[START]

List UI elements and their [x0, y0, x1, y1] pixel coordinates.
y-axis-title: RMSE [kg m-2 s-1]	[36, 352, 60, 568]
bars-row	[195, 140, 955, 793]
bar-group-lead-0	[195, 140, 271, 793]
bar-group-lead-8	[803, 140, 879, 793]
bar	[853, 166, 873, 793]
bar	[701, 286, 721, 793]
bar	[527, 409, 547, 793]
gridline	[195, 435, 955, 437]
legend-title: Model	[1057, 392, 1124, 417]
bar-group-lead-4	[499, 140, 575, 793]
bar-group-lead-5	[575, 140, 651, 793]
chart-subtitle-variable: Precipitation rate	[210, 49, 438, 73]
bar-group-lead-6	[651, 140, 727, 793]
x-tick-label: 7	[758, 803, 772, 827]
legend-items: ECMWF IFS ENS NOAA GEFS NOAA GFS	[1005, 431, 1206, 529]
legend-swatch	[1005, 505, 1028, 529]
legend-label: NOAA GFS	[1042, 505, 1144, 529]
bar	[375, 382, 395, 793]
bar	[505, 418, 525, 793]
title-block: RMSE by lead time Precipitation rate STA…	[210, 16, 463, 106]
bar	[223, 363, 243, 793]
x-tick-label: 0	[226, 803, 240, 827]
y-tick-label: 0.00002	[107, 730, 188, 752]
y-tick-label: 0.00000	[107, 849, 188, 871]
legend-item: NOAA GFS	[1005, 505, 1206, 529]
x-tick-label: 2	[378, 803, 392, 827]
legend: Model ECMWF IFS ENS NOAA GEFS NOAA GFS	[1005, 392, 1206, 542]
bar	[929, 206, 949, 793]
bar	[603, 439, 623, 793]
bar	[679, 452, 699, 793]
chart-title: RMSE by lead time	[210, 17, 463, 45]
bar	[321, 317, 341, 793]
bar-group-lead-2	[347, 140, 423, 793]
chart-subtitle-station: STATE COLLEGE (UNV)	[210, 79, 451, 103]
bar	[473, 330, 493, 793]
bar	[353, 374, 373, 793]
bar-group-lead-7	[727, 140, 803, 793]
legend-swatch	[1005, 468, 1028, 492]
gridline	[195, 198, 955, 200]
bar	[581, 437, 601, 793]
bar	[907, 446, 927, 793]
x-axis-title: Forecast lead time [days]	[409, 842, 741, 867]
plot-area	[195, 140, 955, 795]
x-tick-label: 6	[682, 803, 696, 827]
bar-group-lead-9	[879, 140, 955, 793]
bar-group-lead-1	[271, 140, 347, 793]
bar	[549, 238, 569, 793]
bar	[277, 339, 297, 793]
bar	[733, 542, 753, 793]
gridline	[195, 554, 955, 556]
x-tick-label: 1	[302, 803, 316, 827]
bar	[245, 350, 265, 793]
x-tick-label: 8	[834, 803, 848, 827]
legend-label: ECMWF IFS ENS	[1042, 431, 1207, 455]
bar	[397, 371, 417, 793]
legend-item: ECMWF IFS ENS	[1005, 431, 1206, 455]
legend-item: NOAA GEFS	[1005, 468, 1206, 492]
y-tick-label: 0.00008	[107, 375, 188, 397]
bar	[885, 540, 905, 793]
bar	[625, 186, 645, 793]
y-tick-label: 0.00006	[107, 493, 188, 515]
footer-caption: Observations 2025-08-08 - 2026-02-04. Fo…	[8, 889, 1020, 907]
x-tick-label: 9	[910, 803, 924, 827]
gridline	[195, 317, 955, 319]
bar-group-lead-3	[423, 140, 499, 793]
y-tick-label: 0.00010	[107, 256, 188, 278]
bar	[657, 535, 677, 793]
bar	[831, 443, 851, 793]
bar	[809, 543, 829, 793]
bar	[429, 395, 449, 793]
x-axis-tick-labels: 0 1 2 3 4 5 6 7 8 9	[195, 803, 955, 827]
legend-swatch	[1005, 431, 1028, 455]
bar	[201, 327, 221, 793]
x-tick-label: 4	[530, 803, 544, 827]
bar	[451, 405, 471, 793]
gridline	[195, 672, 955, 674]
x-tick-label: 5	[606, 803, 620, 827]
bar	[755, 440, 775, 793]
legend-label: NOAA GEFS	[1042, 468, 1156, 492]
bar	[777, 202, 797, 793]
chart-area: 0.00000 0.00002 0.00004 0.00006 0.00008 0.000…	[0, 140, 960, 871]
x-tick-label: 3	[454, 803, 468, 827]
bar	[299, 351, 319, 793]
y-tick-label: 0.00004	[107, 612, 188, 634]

[END]

Aim of the exercise >>
Render the rows as a numbered list, omitting blank lines.

Expected answer >>
1. List UI elements and their [x0, y0, x1, y1] pixel coordinates.
2. y-axis-title: RMSE [kg m-2 s-1]	[36, 352, 60, 568]
3. bars-row	[195, 140, 955, 793]
4. bar-group-lead-0	[195, 140, 271, 793]
5. bar-group-lead-8	[803, 140, 879, 793]
6. bar	[853, 166, 873, 793]
7. bar	[701, 286, 721, 793]
8. bar	[527, 409, 547, 793]
9. gridline	[195, 435, 955, 437]
10. legend-title: Model	[1057, 392, 1124, 417]
11. bar-group-lead-4	[499, 140, 575, 793]
12. bar-group-lead-5	[575, 140, 651, 793]
13. chart-subtitle-variable: Precipitation rate	[210, 49, 438, 73]
14. bar-group-lead-6	[651, 140, 727, 793]
15. x-tick-label: 7	[758, 803, 772, 827]
16. legend-items: ECMWF IFS ENS NOAA GEFS NOAA GFS	[1005, 431, 1206, 529]
17. legend-swatch	[1005, 505, 1028, 529]
18. legend-label: NOAA GFS	[1042, 505, 1144, 529]
19. bar	[375, 382, 395, 793]
20. bar	[505, 418, 525, 793]
21. title-block: RMSE by lead time Precipitation rate STA…	[210, 16, 463, 106]
22. bar	[223, 363, 243, 793]
23. x-tick-label: 0	[226, 803, 240, 827]
24. y-tick-label: 0.00002	[107, 730, 188, 752]
25. y-tick-label: 0.00000	[107, 849, 188, 871]
26. legend-item: NOAA GFS	[1005, 505, 1206, 529]
27. x-tick-label: 2	[378, 803, 392, 827]
28. legend: Model ECMWF IFS ENS NOAA GEFS NOAA GFS	[1005, 392, 1206, 542]
29. bar	[929, 206, 949, 793]
30. bar	[603, 439, 623, 793]
31. bar	[679, 452, 699, 793]
32. chart-title: RMSE by lead time	[210, 17, 463, 45]
33. bar	[321, 317, 341, 793]
34. bar-group-lead-2	[347, 140, 423, 793]
35. chart-subtitle-station: STATE COLLEGE (UNV)	[210, 79, 451, 103]
36. bar	[473, 330, 493, 793]
37. bar	[353, 374, 373, 793]
38. bar-group-lead-7	[727, 140, 803, 793]
39. legend-swatch	[1005, 468, 1028, 492]
40. gridline	[195, 198, 955, 200]
41. bar	[581, 437, 601, 793]
42. bar	[907, 446, 927, 793]
43. x-axis-title: Forecast lead time [days]	[409, 842, 741, 867]
44. plot-area	[195, 140, 955, 795]
45. x-tick-label: 6	[682, 803, 696, 827]
46. bar-group-lead-9	[879, 140, 955, 793]
47. bar-group-lead-1	[271, 140, 347, 793]
48. bar	[549, 238, 569, 793]
49. bar	[277, 339, 297, 793]
50. bar	[733, 542, 753, 793]
51. gridline	[195, 554, 955, 556]
52. x-tick-label: 1	[302, 803, 316, 827]
53. bar	[245, 350, 265, 793]
54. x-tick-label: 8	[834, 803, 848, 827]
55. legend-label: ECMWF IFS ENS	[1042, 431, 1207, 455]
56. bar	[397, 371, 417, 793]
57. legend-item: ECMWF IFS ENS	[1005, 431, 1206, 455]
58. legend-item: NOAA GEFS	[1005, 468, 1206, 492]
59. y-tick-label: 0.00008	[107, 375, 188, 397]
60. bar	[885, 540, 905, 793]
61. bar	[625, 186, 645, 793]
62. y-tick-label: 0.00006	[107, 493, 188, 515]
63. footer-caption: Observations 2025-08-08 - 2026-02-04. Fo…	[8, 889, 1020, 907]
64. x-tick-label: 9	[910, 803, 924, 827]
65. gridline	[195, 317, 955, 319]
66. bar-group-lead-3	[423, 140, 499, 793]
67. y-tick-label: 0.00010	[107, 256, 188, 278]
68. bar	[657, 535, 677, 793]
69. bar	[831, 443, 851, 793]
70. bar	[809, 543, 829, 793]
71. bar	[429, 395, 449, 793]
72. x-axis-tick-labels: 0 1 2 3 4 5 6 7 8 9	[195, 803, 955, 827]
73. legend-swatch	[1005, 431, 1028, 455]
74. bar	[201, 327, 221, 793]
75. x-tick-label: 4	[530, 803, 544, 827]
76. bar	[451, 405, 471, 793]
77. gridline	[195, 672, 955, 674]
78. x-tick-label: 5	[606, 803, 620, 827]
79. bar	[755, 440, 775, 793]
80. legend-label: NOAA GEFS	[1042, 468, 1156, 492]
81. bar	[777, 202, 797, 793]
82. chart-area: 0.00000 0.00002 0.00004 0.00006 0.00008 0.000…	[0, 140, 960, 871]
83. x-tick-label: 3	[454, 803, 468, 827]
84. bar	[299, 351, 319, 793]
85. y-tick-label: 0.00004	[107, 612, 188, 634]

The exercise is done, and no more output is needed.